■ Task details:
Include the line containing "What's the underlying" and every line after it up to the end of the material below; reproduce them exactly and drop the pictures.

Dataset rows about figures

+===+

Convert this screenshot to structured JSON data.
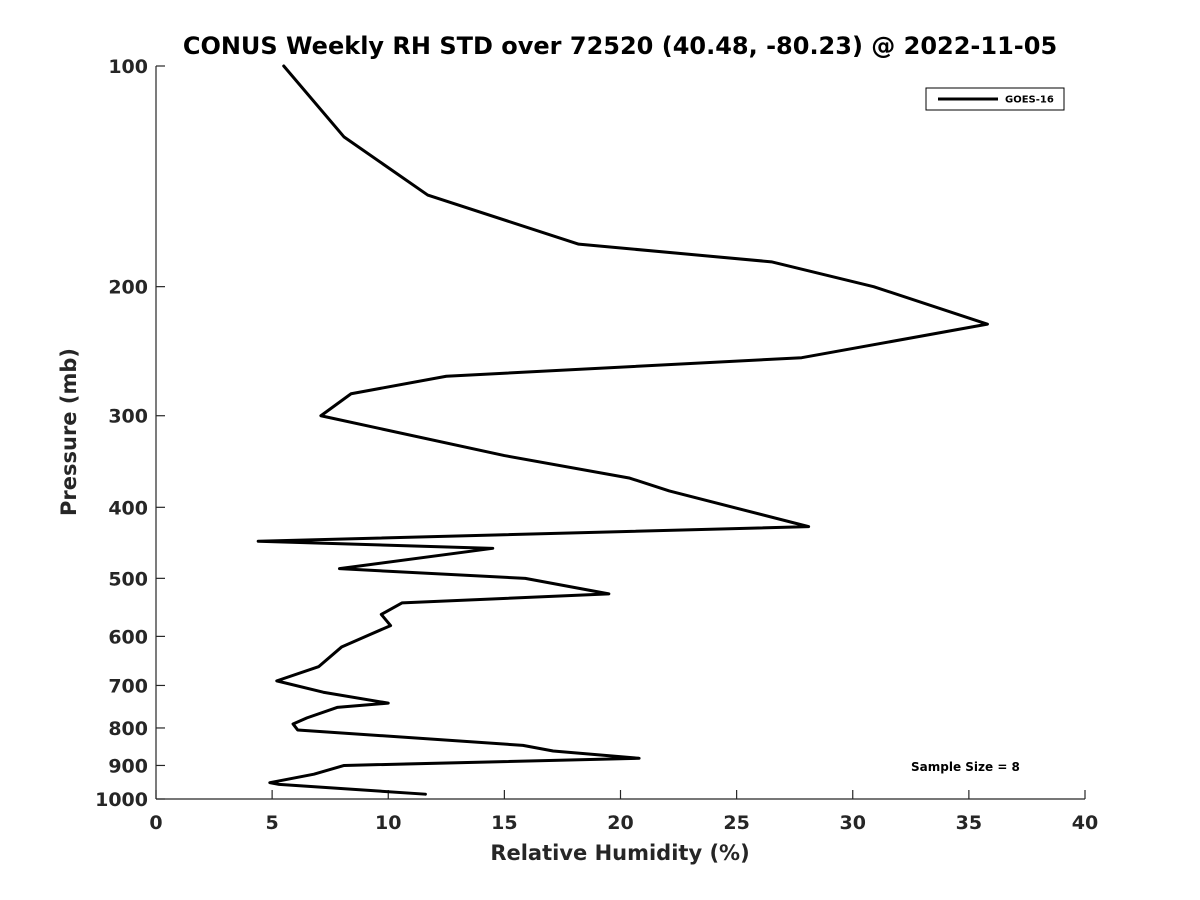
{
  "chart_data": {
    "type": "line",
    "title": "CONUS Weekly RH STD over 72520 (40.48, -80.23) @ 2022-11-05",
    "xlabel": "Relative Humidity (%)",
    "ylabel": "Pressure (mb)",
    "xlim": [
      0,
      40
    ],
    "ylim": [
      100,
      1000
    ],
    "yscale": "log",
    "y_reversed": true,
    "grid": false,
    "x_ticks": [
      0,
      5,
      10,
      15,
      20,
      25,
      30,
      35,
      40
    ],
    "x_tick_labels": [
      "0",
      "5",
      "10",
      "15",
      "20",
      "25",
      "30",
      "35",
      "40"
    ],
    "y_ticks": [
      100,
      200,
      300,
      400,
      500,
      600,
      700,
      800,
      900,
      1000
    ],
    "y_tick_labels": [
      "100",
      "200",
      "300",
      "400",
      "500",
      "600",
      "700",
      "800",
      "900",
      "1000"
    ],
    "legend_position": "top-right",
    "series": [
      {
        "name": "GOES-16",
        "color": "#000000",
        "points": [
          {
            "x": 5.5,
            "p": 100
          },
          {
            "x": 8.1,
            "p": 125
          },
          {
            "x": 11.7,
            "p": 150
          },
          {
            "x": 18.2,
            "p": 175
          },
          {
            "x": 26.5,
            "p": 185
          },
          {
            "x": 30.9,
            "p": 200
          },
          {
            "x": 35.8,
            "p": 225
          },
          {
            "x": 27.8,
            "p": 250
          },
          {
            "x": 12.5,
            "p": 265
          },
          {
            "x": 8.4,
            "p": 280
          },
          {
            "x": 7.1,
            "p": 300
          },
          {
            "x": 15.0,
            "p": 340
          },
          {
            "x": 20.4,
            "p": 365
          },
          {
            "x": 22.1,
            "p": 380
          },
          {
            "x": 28.1,
            "p": 425
          },
          {
            "x": 4.4,
            "p": 445
          },
          {
            "x": 14.5,
            "p": 455
          },
          {
            "x": 7.9,
            "p": 485
          },
          {
            "x": 15.9,
            "p": 500
          },
          {
            "x": 19.5,
            "p": 525
          },
          {
            "x": 10.6,
            "p": 540
          },
          {
            "x": 9.7,
            "p": 560
          },
          {
            "x": 10.1,
            "p": 580
          },
          {
            "x": 8.0,
            "p": 620
          },
          {
            "x": 7.0,
            "p": 660
          },
          {
            "x": 5.2,
            "p": 690
          },
          {
            "x": 7.2,
            "p": 715
          },
          {
            "x": 10.0,
            "p": 740
          },
          {
            "x": 7.8,
            "p": 750
          },
          {
            "x": 6.5,
            "p": 775
          },
          {
            "x": 5.9,
            "p": 790
          },
          {
            "x": 6.1,
            "p": 805
          },
          {
            "x": 15.8,
            "p": 845
          },
          {
            "x": 17.1,
            "p": 860
          },
          {
            "x": 20.8,
            "p": 880
          },
          {
            "x": 8.1,
            "p": 900
          },
          {
            "x": 6.8,
            "p": 925
          },
          {
            "x": 4.9,
            "p": 950
          },
          {
            "x": 5.3,
            "p": 955
          },
          {
            "x": 11.6,
            "p": 985
          }
        ]
      }
    ],
    "annotations": [
      {
        "text": "Sample Size = 8"
      }
    ]
  }
}
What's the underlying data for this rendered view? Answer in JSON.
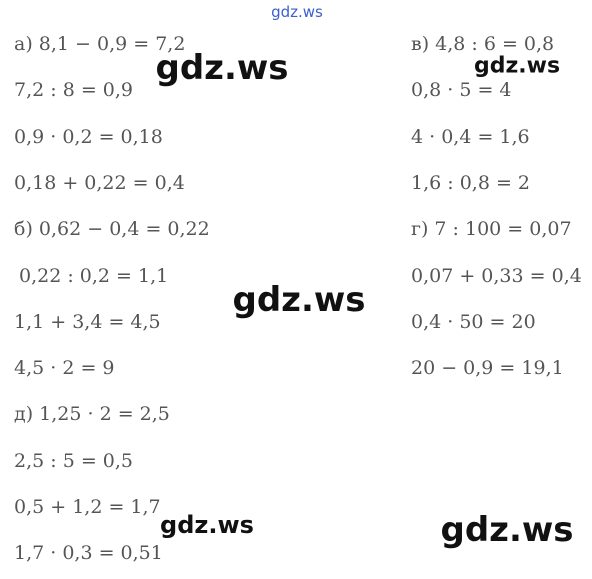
{
  "left": [
    "а) 8,1 − 0,9 = 7,2",
    "7,2 : 8 = 0,9",
    "0,9 · 0,2 = 0,18",
    "0,18 + 0,22 = 0,4",
    "б) 0,62 − 0,4 = 0,22",
    "0,22 : 0,2 = 1,1",
    "1,1 + 3,4 = 4,5",
    "4,5 · 2 = 9",
    "д) 1,25 · 2 = 2,5",
    "2,5 : 5 = 0,5",
    "0,5 + 1,2 = 1,7",
    "1,7 · 0,3 = 0,51"
  ],
  "right": [
    "в) 4,8 : 6 = 0,8",
    "0,8 · 5 = 4",
    "4 · 0,4 = 1,6",
    "1,6 : 0,8 = 2",
    "г) 7 : 100 = 0,07",
    "0,07 + 0,33 = 0,4",
    "0,4 · 50 = 20",
    "20 − 0,9 = 19,1"
  ],
  "watermarks": [
    "gdz.ws",
    "gdz.ws",
    "gdz.ws",
    "gdz.ws",
    "gdz.ws",
    "gdz.ws"
  ]
}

+===+

■ Solution to this exercise:
What's the underlying data for this rendered view? Answer in JSON.
{
  "left": [
    "а) 8,1 − 0,9 = 7,2",
    "7,2 : 8 = 0,9",
    "0,9 · 0,2 = 0,18",
    "0,18 + 0,22 = 0,4",
    "б) 0,62 − 0,4 = 0,22",
    "0,22 : 0,2 = 1,1",
    "1,1 + 3,4 = 4,5",
    "4,5 · 2 = 9",
    "д) 1,25 · 2 = 2,5",
    "2,5 : 5 = 0,5",
    "0,5 + 1,2 = 1,7",
    "1,7 · 0,3 = 0,51"
  ],
  "right": [
    "в) 4,8 : 6 = 0,8",
    "0,8 · 5 = 4",
    "4 · 0,4 = 1,6",
    "1,6 : 0,8 = 2",
    "г) 7 : 100 = 0,07",
    "0,07 + 0,33 = 0,4",
    "0,4 · 50 = 20",
    "20 − 0,9 = 19,1"
  ],
  "watermarks": [
    "gdz.ws",
    "gdz.ws",
    "gdz.ws",
    "gdz.ws",
    "gdz.ws",
    "gdz.ws"
  ]
}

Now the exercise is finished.